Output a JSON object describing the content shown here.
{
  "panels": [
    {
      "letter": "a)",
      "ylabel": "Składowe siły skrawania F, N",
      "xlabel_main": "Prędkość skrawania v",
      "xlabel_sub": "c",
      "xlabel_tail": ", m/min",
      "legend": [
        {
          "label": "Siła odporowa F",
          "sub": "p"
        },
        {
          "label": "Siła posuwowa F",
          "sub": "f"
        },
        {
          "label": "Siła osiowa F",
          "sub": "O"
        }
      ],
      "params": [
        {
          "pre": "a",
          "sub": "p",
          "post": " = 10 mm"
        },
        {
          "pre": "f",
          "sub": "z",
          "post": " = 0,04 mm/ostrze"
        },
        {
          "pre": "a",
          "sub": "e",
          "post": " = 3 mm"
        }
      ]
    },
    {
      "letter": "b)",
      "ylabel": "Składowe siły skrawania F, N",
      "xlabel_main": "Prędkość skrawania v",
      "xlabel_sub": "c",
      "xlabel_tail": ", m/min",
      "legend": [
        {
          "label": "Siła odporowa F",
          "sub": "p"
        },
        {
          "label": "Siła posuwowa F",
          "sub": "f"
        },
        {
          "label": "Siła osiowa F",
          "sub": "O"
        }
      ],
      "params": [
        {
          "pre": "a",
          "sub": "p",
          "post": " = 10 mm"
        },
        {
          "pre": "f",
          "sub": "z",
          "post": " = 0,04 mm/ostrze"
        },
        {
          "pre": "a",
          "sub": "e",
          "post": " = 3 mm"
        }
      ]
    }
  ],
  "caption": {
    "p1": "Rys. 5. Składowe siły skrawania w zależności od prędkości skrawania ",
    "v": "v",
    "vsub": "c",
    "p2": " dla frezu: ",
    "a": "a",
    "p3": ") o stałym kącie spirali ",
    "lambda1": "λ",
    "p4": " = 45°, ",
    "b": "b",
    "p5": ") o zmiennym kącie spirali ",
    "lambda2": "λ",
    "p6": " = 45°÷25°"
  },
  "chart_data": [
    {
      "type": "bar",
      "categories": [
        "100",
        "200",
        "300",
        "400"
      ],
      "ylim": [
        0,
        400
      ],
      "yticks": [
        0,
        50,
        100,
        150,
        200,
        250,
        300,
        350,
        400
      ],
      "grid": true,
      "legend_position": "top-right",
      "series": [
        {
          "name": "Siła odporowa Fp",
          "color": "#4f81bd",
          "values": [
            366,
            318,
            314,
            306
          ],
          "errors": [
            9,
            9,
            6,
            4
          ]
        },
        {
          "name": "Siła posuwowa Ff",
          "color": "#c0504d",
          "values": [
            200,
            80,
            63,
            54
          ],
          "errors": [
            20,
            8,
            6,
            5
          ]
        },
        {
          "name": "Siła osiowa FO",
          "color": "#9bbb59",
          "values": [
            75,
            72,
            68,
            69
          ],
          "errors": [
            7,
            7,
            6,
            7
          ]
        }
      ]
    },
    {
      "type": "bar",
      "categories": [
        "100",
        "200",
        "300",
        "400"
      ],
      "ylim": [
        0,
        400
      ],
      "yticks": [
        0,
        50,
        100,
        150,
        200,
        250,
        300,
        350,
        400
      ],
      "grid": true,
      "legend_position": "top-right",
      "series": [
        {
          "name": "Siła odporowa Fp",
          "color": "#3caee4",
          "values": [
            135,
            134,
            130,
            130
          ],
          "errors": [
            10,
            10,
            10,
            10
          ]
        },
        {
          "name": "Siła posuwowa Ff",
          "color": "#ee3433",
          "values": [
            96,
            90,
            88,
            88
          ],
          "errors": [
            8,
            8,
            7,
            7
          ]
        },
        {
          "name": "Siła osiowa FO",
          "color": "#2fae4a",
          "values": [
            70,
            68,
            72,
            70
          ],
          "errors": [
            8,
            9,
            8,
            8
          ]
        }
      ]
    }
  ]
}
* * * * * * *
Work out how many lines of the listing above include the word "spirali". Report only the number.

2